**Text provided**.
+ + +

If your runoff node itself shows zero runoff, before it makes it to the stormwater management facility, you did something wrong in your model.

Most obvious error I can think of is you entered acres where the program expected square feet.


Hydrology, Drainage Analysis, Flood Studies, and Complex Stormwater Litigation for Atlanta and the South East -
 
hi
Sorry for confusion. I have 0 cfs in pre development and i need to infiltrate 60% of pre in post conditions.
 
So your local regs state that you need to infiltrate 60% of the pre-development runoff volume, in the post development condition? What storm are we talking about here?

I think I understand what you're getting at, but I want to be sure. Let me just get this started and I'm sure Peter or beej will round out the edges.

Is your pre-development such that there is no runoff? 20 acre watershed, low CN, long Tc?? There just isn't any runoff because the design storm is too low for the watershed to produce any runoff, and HydroCAD is telling you this. So how do you infiltrate 60% of zero, because your pre-development site sure is infiltrating a lot of water, so we can't just pave the entire site and say this all works.

This seems to be one of those things you need to work out with your reviewer, and you may need to just do some math with a pencil and paper here.

Lets use that same 20-acre watershed, CN=31, Tc=65 mins, 2-year 24 hour storm = 3.30"/hr

Using the above 239,580 ft^3 is infiltrated across your site, 60% of which is 143,748 ft^3 which would be your infiltration requirement.



 
Hi
Sorry for slow respond.
You are right with everything.
Everything has to be for 2 year event 2.90"/hr. The site is 3.108 ac, grassy field with flow path 330 ft (from SE to NW) CN=39, slope 1.3%, TC= 2.4 min. On the edge of the property there is a ditch (is going a round the property S to E to N). On the West there is a access road.

+ + +

**Stored records**.
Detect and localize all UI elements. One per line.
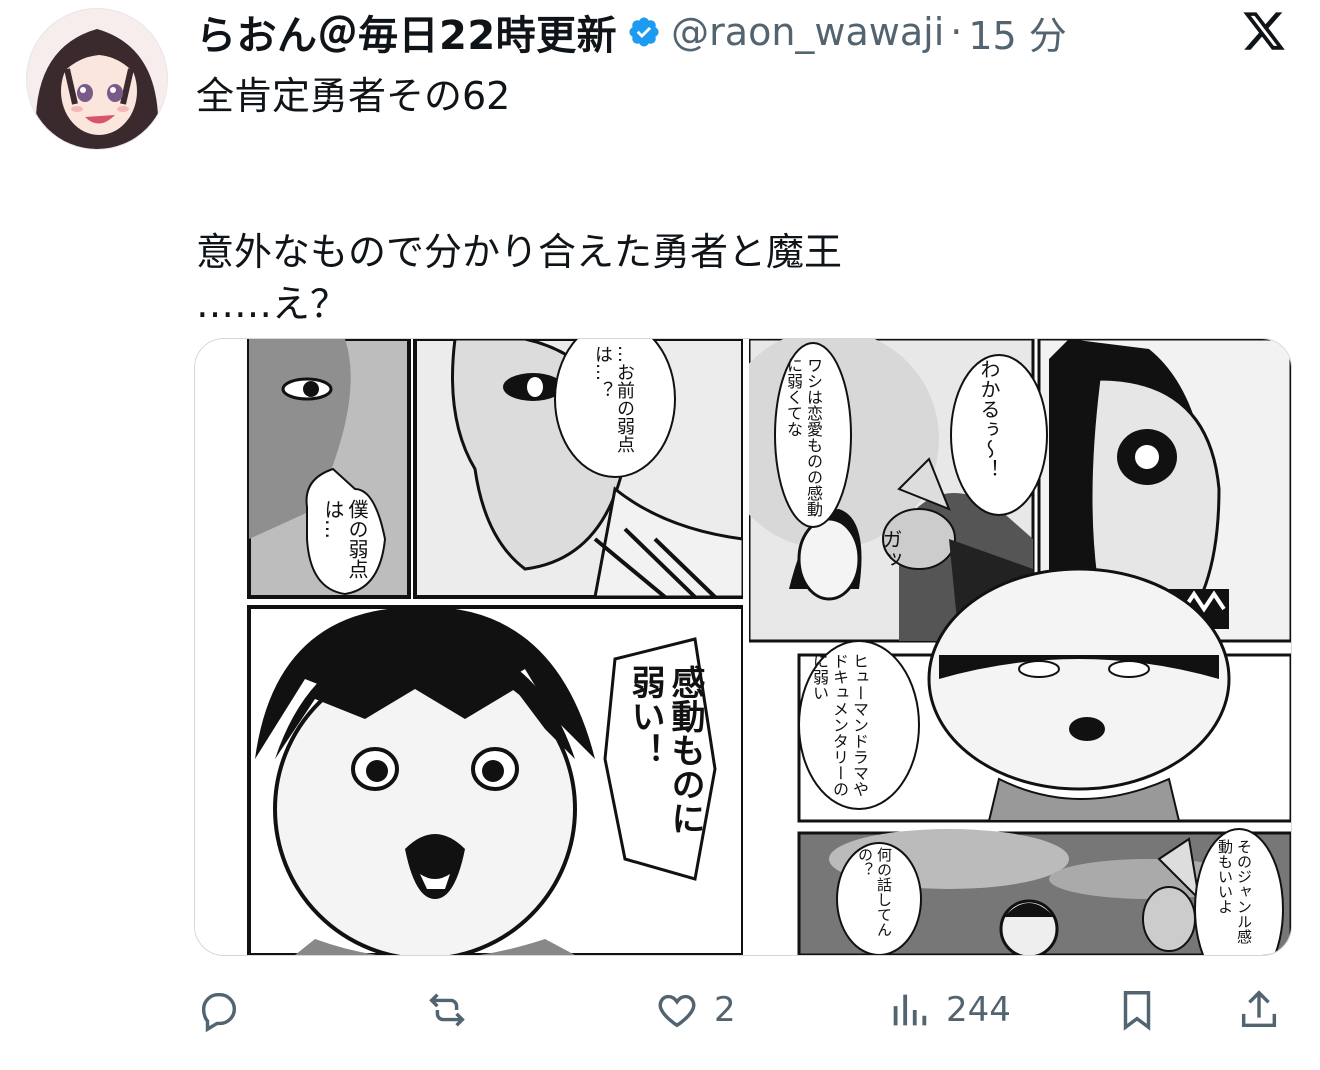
action-bar: 2 244: [196, 980, 1286, 1040]
bookmark-icon: [1123, 991, 1151, 1031]
tweet-text: 全肯定勇者その62 意外なもので分かり合えた勇者と魔王 ……え？: [196, 70, 1276, 330]
handle[interactable]: @raon_wawaji: [671, 10, 944, 54]
reply-icon: [201, 992, 237, 1033]
timestamp[interactable]: 15 分: [968, 5, 1066, 60]
heart-icon: [658, 994, 696, 1028]
tweet-header: らおん＠毎日22時更新 @raon_wawaji · 15 分: [196, 3, 1067, 61]
bubble-p7b: そのジャンル感動もいいよ: [1216, 839, 1253, 944]
avatar[interactable]: [26, 8, 168, 150]
tweet-line-3: ……え？: [196, 282, 349, 326]
separator-dot: ·: [950, 10, 963, 54]
verified-badge-icon: [629, 17, 659, 47]
x-logo-icon[interactable]: [1238, 8, 1290, 54]
share-icon: [1241, 990, 1277, 1028]
bubble-p3: 感動ものに弱い！: [625, 665, 705, 835]
views-button[interactable]: 244: [886, 980, 1011, 1040]
like-button[interactable]: 2: [654, 980, 736, 1040]
bubble-p1: 僕の弱点は…: [321, 499, 369, 579]
bookmark-button[interactable]: [1114, 980, 1160, 1040]
views-chart-icon: [893, 994, 927, 1026]
bubble-p4b: わかるぅ〜！: [977, 359, 1001, 479]
views-count: 244: [946, 990, 1011, 1030]
bubble-p4a: ワシは恋愛ものの感動に弱くてな: [784, 357, 823, 517]
retweet-button[interactable]: [424, 980, 470, 1040]
like-count: 2: [714, 990, 736, 1030]
share-button[interactable]: [1236, 980, 1282, 1040]
tweet-line-1: 全肯定勇者その62: [196, 74, 511, 118]
retweet-icon: [429, 993, 465, 1027]
bubble-p7a: 何の話してんの？: [856, 847, 893, 937]
bubble-p2: …お前の弱点は…？: [592, 345, 635, 453]
bubble-p6: ヒューマンドラマやドキュメンタリーのに弱い: [810, 653, 869, 797]
manga-image-left[interactable]: 僕の弱点は… …お前の弱点は…？ 感動ものに弱い！: [195, 339, 743, 955]
reply-button[interactable]: [196, 980, 242, 1040]
tweet-line-2: 意外なもので分かり合えた勇者と魔王: [196, 230, 843, 274]
media-grid[interactable]: 僕の弱点は… …お前の弱点は…？ 感動ものに弱い！ ワシは恋愛ものの感動に弱くて…: [194, 338, 1292, 956]
sfx-p4: ガッ: [879, 529, 903, 569]
display-name[interactable]: らおん＠毎日22時更新: [196, 3, 617, 61]
manga-image-right[interactable]: ワシは恋愛ものの感動に弱くてな わかるぅ〜！ ガッ ヒューマンドラマやドキュメン…: [749, 339, 1291, 955]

+ + +

**List of tasks**.
**a)** What curve number does the stormwater forum thread give for the 3.108-acre grassy field?
**b)** Write the next part of the stormwater infiltration thread, continuing after its final sentence.
These rows were drawn from a separate source and are unrelated to the stormwater discussion.

**Responses to the tasks**.
**a)** CN=39

**b)**
Can you tell me the formula you used?.
Also i would like to know, how i can enter the infiltrated volume in to the hydrocad to design underground infiltration device.
Thank you for your input
 
I think in the above I didn't carry out the volume across a 24-hour duration, but you get the jist.

But for you I would do:

(2.9/12 ft/hr)(24 hrs/day) = 5.8 ft/day * (3.108ac)(43560 sf) = 785,230 cf/day * 60/100 = 471,138 cf is your infiltration requirement.

 
I hit post too soon, but as for your infiltrated volume, you need to design some kind of BMP that will infiltrate that volume through a combination of soils conductivity, storage volume, and outlet control. Use the help menu on HydroCAD to learn how to enter the conductivity, and show that your discarded volume for the 2-year storm exceeds 47K cf ..... you're on your own for the actual basin design unless you want me to start billing you.
 
2.90"/hr would be a reasonable peak intensity for the 2-year event, but this is not sustained over the entire 24-hour storm, so multiplying by 24 hours will grossly overestimate the 24-hour depth.

I would expect the total 2-year 24-hour depth to be somewhere in the range of 2-5 inches, depending on the project location.